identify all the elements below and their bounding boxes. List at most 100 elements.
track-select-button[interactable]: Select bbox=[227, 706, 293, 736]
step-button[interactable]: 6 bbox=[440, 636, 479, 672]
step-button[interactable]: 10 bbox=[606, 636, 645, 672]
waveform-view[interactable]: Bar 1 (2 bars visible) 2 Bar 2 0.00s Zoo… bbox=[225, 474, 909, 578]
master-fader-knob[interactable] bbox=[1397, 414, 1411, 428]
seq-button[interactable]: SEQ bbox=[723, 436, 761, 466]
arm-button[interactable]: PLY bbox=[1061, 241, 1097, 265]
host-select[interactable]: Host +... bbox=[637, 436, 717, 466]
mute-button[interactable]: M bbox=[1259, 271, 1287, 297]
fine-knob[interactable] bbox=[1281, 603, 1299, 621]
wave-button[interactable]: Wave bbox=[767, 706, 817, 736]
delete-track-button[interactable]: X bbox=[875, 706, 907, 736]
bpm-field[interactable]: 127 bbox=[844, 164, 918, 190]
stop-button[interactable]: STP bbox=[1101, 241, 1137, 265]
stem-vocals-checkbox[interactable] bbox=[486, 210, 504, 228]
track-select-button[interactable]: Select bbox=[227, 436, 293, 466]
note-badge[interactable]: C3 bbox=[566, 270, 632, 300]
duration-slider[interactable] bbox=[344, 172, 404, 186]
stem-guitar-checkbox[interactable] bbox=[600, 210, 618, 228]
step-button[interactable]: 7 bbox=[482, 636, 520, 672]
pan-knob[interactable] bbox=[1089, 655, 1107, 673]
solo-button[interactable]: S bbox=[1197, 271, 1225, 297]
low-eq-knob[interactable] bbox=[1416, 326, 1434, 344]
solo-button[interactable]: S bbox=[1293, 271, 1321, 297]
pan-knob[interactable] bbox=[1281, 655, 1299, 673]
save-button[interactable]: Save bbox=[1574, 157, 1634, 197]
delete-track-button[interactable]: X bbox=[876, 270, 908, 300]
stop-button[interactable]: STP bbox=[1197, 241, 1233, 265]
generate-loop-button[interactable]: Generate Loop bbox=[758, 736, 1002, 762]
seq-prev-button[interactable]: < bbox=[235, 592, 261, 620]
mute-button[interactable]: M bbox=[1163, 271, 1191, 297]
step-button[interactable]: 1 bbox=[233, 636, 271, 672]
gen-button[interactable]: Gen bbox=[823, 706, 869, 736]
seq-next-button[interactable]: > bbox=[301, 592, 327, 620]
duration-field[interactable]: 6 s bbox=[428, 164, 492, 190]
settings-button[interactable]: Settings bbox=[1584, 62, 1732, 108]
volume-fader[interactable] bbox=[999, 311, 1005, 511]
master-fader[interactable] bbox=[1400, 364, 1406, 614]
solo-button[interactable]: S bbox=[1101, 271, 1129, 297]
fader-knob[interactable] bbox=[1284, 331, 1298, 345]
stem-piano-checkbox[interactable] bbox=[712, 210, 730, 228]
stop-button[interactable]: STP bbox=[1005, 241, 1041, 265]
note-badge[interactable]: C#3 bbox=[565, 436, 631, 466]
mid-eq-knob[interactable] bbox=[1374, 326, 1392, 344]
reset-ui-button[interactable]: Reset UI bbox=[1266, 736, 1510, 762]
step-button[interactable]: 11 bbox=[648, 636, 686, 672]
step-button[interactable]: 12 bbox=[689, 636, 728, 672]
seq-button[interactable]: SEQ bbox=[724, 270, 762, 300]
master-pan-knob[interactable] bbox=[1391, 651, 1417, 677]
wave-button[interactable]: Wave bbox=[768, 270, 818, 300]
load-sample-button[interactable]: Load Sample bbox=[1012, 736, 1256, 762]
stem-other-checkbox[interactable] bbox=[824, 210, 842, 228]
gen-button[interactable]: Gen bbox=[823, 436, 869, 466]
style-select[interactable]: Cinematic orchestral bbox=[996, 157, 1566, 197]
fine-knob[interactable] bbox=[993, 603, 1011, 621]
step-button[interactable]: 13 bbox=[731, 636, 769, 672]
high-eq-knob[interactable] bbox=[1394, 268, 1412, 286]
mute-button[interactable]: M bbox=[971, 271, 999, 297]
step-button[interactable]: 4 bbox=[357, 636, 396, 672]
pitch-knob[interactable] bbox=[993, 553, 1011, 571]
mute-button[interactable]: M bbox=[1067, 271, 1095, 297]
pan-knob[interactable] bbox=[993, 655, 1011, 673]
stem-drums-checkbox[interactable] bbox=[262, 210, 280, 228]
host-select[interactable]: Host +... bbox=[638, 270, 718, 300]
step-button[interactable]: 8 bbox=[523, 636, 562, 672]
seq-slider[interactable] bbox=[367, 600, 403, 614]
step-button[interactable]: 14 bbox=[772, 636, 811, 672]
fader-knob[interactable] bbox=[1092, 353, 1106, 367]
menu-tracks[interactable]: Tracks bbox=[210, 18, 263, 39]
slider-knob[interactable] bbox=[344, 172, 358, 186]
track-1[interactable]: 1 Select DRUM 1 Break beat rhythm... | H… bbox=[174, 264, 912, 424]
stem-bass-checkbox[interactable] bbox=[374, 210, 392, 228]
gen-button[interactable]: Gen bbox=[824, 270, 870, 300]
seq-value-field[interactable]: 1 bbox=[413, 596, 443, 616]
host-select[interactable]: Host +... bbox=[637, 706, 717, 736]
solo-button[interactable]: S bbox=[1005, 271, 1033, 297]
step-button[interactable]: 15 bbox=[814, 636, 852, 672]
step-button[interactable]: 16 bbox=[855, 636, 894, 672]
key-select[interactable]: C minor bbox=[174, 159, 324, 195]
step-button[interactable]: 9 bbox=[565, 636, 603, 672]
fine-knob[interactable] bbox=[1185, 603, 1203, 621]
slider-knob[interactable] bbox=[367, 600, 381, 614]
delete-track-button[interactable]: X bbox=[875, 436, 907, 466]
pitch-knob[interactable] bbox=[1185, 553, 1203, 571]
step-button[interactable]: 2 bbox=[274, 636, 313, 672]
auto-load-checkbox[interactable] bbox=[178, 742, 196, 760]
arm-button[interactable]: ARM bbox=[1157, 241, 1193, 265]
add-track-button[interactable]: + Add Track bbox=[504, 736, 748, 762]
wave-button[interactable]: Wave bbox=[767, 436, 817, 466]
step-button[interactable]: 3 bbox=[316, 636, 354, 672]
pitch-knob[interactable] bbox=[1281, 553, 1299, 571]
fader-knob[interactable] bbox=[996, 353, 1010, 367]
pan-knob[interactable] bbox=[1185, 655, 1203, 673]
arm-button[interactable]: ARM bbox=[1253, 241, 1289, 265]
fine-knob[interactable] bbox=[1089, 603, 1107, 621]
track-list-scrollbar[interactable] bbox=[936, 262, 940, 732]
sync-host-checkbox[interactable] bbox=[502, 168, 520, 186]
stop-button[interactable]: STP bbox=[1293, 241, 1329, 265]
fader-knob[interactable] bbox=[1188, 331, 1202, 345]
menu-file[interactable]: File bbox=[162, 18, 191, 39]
═══
Please render the entries above as a numbered list, leaving out any blank lines.

1. identify all the elements below and their bounding boxes. List at most 100 elements.
2. track-select-button[interactable]: Select bbox=[227, 706, 293, 736]
3. step-button[interactable]: 6 bbox=[440, 636, 479, 672]
4. step-button[interactable]: 10 bbox=[606, 636, 645, 672]
5. waveform-view[interactable]: Bar 1 (2 bars visible) 2 Bar 2 0.00s Zoo… bbox=[225, 474, 909, 578]
6. master-fader-knob[interactable] bbox=[1397, 414, 1411, 428]
7. seq-button[interactable]: SEQ bbox=[723, 436, 761, 466]
8. arm-button[interactable]: PLY bbox=[1061, 241, 1097, 265]
9. host-select[interactable]: Host +... bbox=[637, 436, 717, 466]
10. mute-button[interactable]: M bbox=[1259, 271, 1287, 297]
11. fine-knob[interactable] bbox=[1281, 603, 1299, 621]
12. wave-button[interactable]: Wave bbox=[767, 706, 817, 736]
13. delete-track-button[interactable]: X bbox=[875, 706, 907, 736]
14. bpm-field[interactable]: 127 bbox=[844, 164, 918, 190]
15. stop-button[interactable]: STP bbox=[1101, 241, 1137, 265]
16. stem-vocals-checkbox[interactable] bbox=[486, 210, 504, 228]
17. track-select-button[interactable]: Select bbox=[227, 436, 293, 466]
18. note-badge[interactable]: C3 bbox=[566, 270, 632, 300]
19. duration-slider[interactable] bbox=[344, 172, 404, 186]
20. stem-guitar-checkbox[interactable] bbox=[600, 210, 618, 228]
21. step-button[interactable]: 7 bbox=[482, 636, 520, 672]
22. pan-knob[interactable] bbox=[1089, 655, 1107, 673]
23. solo-button[interactable]: S bbox=[1197, 271, 1225, 297]
24. low-eq-knob[interactable] bbox=[1416, 326, 1434, 344]
25. solo-button[interactable]: S bbox=[1293, 271, 1321, 297]
26. pan-knob[interactable] bbox=[1281, 655, 1299, 673]
27. save-button[interactable]: Save bbox=[1574, 157, 1634, 197]
28. delete-track-button[interactable]: X bbox=[876, 270, 908, 300]
29. stop-button[interactable]: STP bbox=[1197, 241, 1233, 265]
30. generate-loop-button[interactable]: Generate Loop bbox=[758, 736, 1002, 762]
31. seq-prev-button[interactable]: < bbox=[235, 592, 261, 620]
32. mute-button[interactable]: M bbox=[1163, 271, 1191, 297]
33. step-button[interactable]: 1 bbox=[233, 636, 271, 672]
34. gen-button[interactable]: Gen bbox=[823, 706, 869, 736]
35. seq-next-button[interactable]: > bbox=[301, 592, 327, 620]
36. duration-field[interactable]: 6 s bbox=[428, 164, 492, 190]
37. settings-button[interactable]: Settings bbox=[1584, 62, 1732, 108]
38. volume-fader[interactable] bbox=[999, 311, 1005, 511]
39. master-fader[interactable] bbox=[1400, 364, 1406, 614]
40. solo-button[interactable]: S bbox=[1101, 271, 1129, 297]
41. fader-knob[interactable] bbox=[1284, 331, 1298, 345]
42. stem-piano-checkbox[interactable] bbox=[712, 210, 730, 228]
43. stop-button[interactable]: STP bbox=[1005, 241, 1041, 265]
44. note-badge[interactable]: C#3 bbox=[565, 436, 631, 466]
45. mid-eq-knob[interactable] bbox=[1374, 326, 1392, 344]
46. reset-ui-button[interactable]: Reset UI bbox=[1266, 736, 1510, 762]
47. step-button[interactable]: 11 bbox=[648, 636, 686, 672]
48. step-button[interactable]: 12 bbox=[689, 636, 728, 672]
49. seq-button[interactable]: SEQ bbox=[724, 270, 762, 300]
50. master-pan-knob[interactable] bbox=[1391, 651, 1417, 677]
51. wave-button[interactable]: Wave bbox=[768, 270, 818, 300]
52. load-sample-button[interactable]: Load Sample bbox=[1012, 736, 1256, 762]
53. stem-other-checkbox[interactable] bbox=[824, 210, 842, 228]
54. gen-button[interactable]: Gen bbox=[823, 436, 869, 466]
55. style-select[interactable]: Cinematic orchestral bbox=[996, 157, 1566, 197]
56. fine-knob[interactable] bbox=[993, 603, 1011, 621]
57. step-button[interactable]: 13 bbox=[731, 636, 769, 672]
58. high-eq-knob[interactable] bbox=[1394, 268, 1412, 286]
59. mute-button[interactable]: M bbox=[971, 271, 999, 297]
60. step-button[interactable]: 4 bbox=[357, 636, 396, 672]
61. pitch-knob[interactable] bbox=[993, 553, 1011, 571]
62. mute-button[interactable]: M bbox=[1067, 271, 1095, 297]
63. pan-knob[interactable] bbox=[993, 655, 1011, 673]
64. stem-drums-checkbox[interactable] bbox=[262, 210, 280, 228]
65. host-select[interactable]: Host +... bbox=[638, 270, 718, 300]
66. step-button[interactable]: 8 bbox=[523, 636, 562, 672]
67. seq-slider[interactable] bbox=[367, 600, 403, 614]
68. step-button[interactable]: 14 bbox=[772, 636, 811, 672]
69. fader-knob[interactable] bbox=[1092, 353, 1106, 367]
70. menu-tracks[interactable]: Tracks bbox=[210, 18, 263, 39]
71. slider-knob[interactable] bbox=[344, 172, 358, 186]
72. track-1[interactable]: 1 Select DRUM 1 Break beat rhythm... | H… bbox=[174, 264, 912, 424]
73. stem-bass-checkbox[interactable] bbox=[374, 210, 392, 228]
74. gen-button[interactable]: Gen bbox=[824, 270, 870, 300]
75. seq-value-field[interactable]: 1 bbox=[413, 596, 443, 616]
76. host-select[interactable]: Host +... bbox=[637, 706, 717, 736]
77. solo-button[interactable]: S bbox=[1005, 271, 1033, 297]
78. step-button[interactable]: 15 bbox=[814, 636, 852, 672]
79. step-button[interactable]: 16 bbox=[855, 636, 894, 672]
80. key-select[interactable]: C minor bbox=[174, 159, 324, 195]
81. step-button[interactable]: 9 bbox=[565, 636, 603, 672]
82. fine-knob[interactable] bbox=[1185, 603, 1203, 621]
83. slider-knob[interactable] bbox=[367, 600, 381, 614]
84. delete-track-button[interactable]: X bbox=[875, 436, 907, 466]
85. pitch-knob[interactable] bbox=[1185, 553, 1203, 571]
86. step-button[interactable]: 2 bbox=[274, 636, 313, 672]
87. auto-load-checkbox[interactable] bbox=[178, 742, 196, 760]
88. arm-button[interactable]: ARM bbox=[1157, 241, 1193, 265]
89. add-track-button[interactable]: + Add Track bbox=[504, 736, 748, 762]
90. wave-button[interactable]: Wave bbox=[767, 436, 817, 466]
91. step-button[interactable]: 3 bbox=[316, 636, 354, 672]
92. pitch-knob[interactable] bbox=[1281, 553, 1299, 571]
93. fader-knob[interactable] bbox=[996, 353, 1010, 367]
94. pan-knob[interactable] bbox=[1185, 655, 1203, 673]
95. arm-button[interactable]: ARM bbox=[1253, 241, 1289, 265]
96. fine-knob[interactable] bbox=[1089, 603, 1107, 621]
97. track-list-scrollbar[interactable] bbox=[936, 262, 940, 732]
98. sync-host-checkbox[interactable] bbox=[502, 168, 520, 186]
99. stop-button[interactable]: STP bbox=[1293, 241, 1329, 265]
100. fader-knob[interactable] bbox=[1188, 331, 1202, 345]
101. menu-file[interactable]: File bbox=[162, 18, 191, 39]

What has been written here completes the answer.